**To do**
The data below must be copied in full and without any change.

Data entries
◆ ◆ ◆ ◆

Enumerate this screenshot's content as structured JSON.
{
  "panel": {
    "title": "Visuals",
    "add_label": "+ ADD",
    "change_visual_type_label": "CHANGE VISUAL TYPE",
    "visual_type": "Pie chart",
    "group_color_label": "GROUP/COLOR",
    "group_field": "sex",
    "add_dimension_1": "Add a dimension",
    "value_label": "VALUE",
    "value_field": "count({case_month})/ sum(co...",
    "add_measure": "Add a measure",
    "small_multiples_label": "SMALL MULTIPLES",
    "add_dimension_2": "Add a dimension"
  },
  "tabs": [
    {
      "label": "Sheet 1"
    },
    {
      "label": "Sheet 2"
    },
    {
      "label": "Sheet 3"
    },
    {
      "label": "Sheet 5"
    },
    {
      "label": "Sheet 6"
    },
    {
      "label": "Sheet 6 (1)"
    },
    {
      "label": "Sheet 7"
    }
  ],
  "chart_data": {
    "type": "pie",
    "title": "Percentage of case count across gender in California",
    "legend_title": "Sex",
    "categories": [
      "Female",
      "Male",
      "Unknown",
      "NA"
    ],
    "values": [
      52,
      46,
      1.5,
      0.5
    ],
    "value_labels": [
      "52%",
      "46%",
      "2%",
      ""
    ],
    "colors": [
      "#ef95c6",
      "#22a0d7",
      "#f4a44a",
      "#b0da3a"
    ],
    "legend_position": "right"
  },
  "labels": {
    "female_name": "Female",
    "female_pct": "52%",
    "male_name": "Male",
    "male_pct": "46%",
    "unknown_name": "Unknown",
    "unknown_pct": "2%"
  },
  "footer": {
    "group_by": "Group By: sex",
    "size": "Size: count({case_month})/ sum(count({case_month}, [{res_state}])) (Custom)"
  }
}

◆ ◆ ◆ ◆

**Answer to this exercise**
Enumerate this screenshot's content as structured JSON.
{
  "panel": {
    "title": "Visuals",
    "add_label": "+ ADD",
    "change_visual_type_label": "CHANGE VISUAL TYPE",
    "visual_type": "Pie chart",
    "group_color_label": "GROUP/COLOR",
    "group_field": "sex",
    "add_dimension_1": "Add a dimension",
    "value_label": "VALUE",
    "value_field": "count({case_month})/ sum(co...",
    "add_measure": "Add a measure",
    "small_multiples_label": "SMALL MULTIPLES",
    "add_dimension_2": "Add a dimension"
  },
  "tabs": [
    {
      "label": "Sheet 1"
    },
    {
      "label": "Sheet 2"
    },
    {
      "label": "Sheet 3"
    },
    {
      "label": "Sheet 5"
    },
    {
      "label": "Sheet 6"
    },
    {
      "label": "Sheet 6 (1)"
    },
    {
      "label": "Sheet 7"
    }
  ],
  "chart_data": {
    "type": "pie",
    "title": "Percentage of case count across gender in California",
    "legend_title": "Sex",
    "categories": [
      "Female",
      "Male",
      "Unknown",
      "NA"
    ],
    "values": [
      52,
      46,
      1.5,
      0.5
    ],
    "value_labels": [
      "52%",
      "46%",
      "2%",
      ""
    ],
    "colors": [
      "#ef95c6",
      "#22a0d7",
      "#f4a44a",
      "#b0da3a"
    ],
    "legend_position": "right"
  },
  "labels": {
    "female_name": "Female",
    "female_pct": "52%",
    "male_name": "Male",
    "male_pct": "46%",
    "unknown_name": "Unknown",
    "unknown_pct": "2%"
  },
  "footer": {
    "group_by": "Group By: sex",
    "size": "Size: count({case_month})/ sum(count({case_month}, [{res_state}])) (Custom)"
  }
}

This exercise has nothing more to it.